Set problem: Repeat the listing in full, word for word.

Stored rows:
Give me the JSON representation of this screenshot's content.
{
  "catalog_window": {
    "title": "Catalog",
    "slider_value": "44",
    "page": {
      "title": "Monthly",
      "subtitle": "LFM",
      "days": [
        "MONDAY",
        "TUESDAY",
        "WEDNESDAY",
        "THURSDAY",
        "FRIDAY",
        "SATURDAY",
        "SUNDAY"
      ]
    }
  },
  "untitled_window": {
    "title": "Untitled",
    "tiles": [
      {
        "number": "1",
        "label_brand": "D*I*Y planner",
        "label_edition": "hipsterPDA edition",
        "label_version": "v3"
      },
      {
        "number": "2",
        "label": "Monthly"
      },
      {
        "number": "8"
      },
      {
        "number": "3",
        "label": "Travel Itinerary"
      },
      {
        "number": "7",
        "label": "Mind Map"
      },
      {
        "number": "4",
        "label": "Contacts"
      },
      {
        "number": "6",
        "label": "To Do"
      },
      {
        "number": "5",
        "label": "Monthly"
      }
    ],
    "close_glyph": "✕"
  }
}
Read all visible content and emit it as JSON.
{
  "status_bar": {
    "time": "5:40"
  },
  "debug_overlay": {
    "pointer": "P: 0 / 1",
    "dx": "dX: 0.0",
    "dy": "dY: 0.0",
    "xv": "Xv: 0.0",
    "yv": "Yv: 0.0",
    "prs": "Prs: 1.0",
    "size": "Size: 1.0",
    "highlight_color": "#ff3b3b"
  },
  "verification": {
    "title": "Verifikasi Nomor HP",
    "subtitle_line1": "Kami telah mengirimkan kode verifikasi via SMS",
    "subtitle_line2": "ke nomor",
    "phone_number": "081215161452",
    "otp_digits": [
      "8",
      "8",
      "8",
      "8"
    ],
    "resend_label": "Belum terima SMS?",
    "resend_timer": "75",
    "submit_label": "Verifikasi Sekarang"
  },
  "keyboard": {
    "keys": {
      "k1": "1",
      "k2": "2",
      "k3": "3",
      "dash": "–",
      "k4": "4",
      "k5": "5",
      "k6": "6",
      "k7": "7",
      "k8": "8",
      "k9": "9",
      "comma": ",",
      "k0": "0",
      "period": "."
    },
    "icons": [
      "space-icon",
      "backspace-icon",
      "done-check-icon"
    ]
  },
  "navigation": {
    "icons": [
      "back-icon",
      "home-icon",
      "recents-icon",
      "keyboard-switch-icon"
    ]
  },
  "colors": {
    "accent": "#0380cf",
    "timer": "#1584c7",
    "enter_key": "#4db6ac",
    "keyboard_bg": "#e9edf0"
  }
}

Correct answer:
Give me the JSON representation of this screenshot's content.
{
  "catalog_window": {
    "title": "Catalog",
    "slider_value": "44",
    "page": {
      "title": "Monthly",
      "subtitle": "LFM",
      "days": [
        "MONDAY",
        "TUESDAY",
        "WEDNESDAY",
        "THURSDAY",
        "FRIDAY",
        "SATURDAY",
        "SUNDAY"
      ]
    }
  },
  "untitled_window": {
    "title": "Untitled",
    "tiles": [
      {
        "number": "1",
        "label_brand": "D*I*Y planner",
        "label_edition": "hipsterPDA edition",
        "label_version": "v3"
      },
      {
        "number": "2",
        "label": "Monthly"
      },
      {
        "number": "8"
      },
      {
        "number": "3",
        "label": "Travel Itinerary"
      },
      {
        "number": "7",
        "label": "Mind Map"
      },
      {
        "number": "4",
        "label": "Contacts"
      },
      {
        "number": "6",
        "label": "To Do"
      },
      {
        "number": "5",
        "label": "Monthly"
      }
    ],
    "close_glyph": "✕"
  }
}
Read all visible content and emit it as JSON.
{
  "status_bar": {
    "time": "5:40"
  },
  "debug_overlay": {
    "pointer": "P: 0 / 1",
    "dx": "dX: 0.0",
    "dy": "dY: 0.0",
    "xv": "Xv: 0.0",
    "yv": "Yv: 0.0",
    "prs": "Prs: 1.0",
    "size": "Size: 1.0",
    "highlight_color": "#ff3b3b"
  },
  "verification": {
    "title": "Verifikasi Nomor HP",
    "subtitle_line1": "Kami telah mengirimkan kode verifikasi via SMS",
    "subtitle_line2": "ke nomor",
    "phone_number": "081215161452",
    "otp_digits": [
      "8",
      "8",
      "8",
      "8"
    ],
    "resend_label": "Belum terima SMS?",
    "resend_timer": "75",
    "submit_label": "Verifikasi Sekarang"
  },
  "keyboard": {
    "keys": {
      "k1": "1",
      "k2": "2",
      "k3": "3",
      "dash": "–",
      "k4": "4",
      "k5": "5",
      "k6": "6",
      "k7": "7",
      "k8": "8",
      "k9": "9",
      "comma": ",",
      "k0": "0",
      "period": "."
    },
    "icons": [
      "space-icon",
      "backspace-icon",
      "done-check-icon"
    ]
  },
  "navigation": {
    "icons": [
      "back-icon",
      "home-icon",
      "recents-icon",
      "keyboard-switch-icon"
    ]
  },
  "colors": {
    "accent": "#0380cf",
    "timer": "#1584c7",
    "enter_key": "#4db6ac",
    "keyboard_bg": "#e9edf0"
  }
}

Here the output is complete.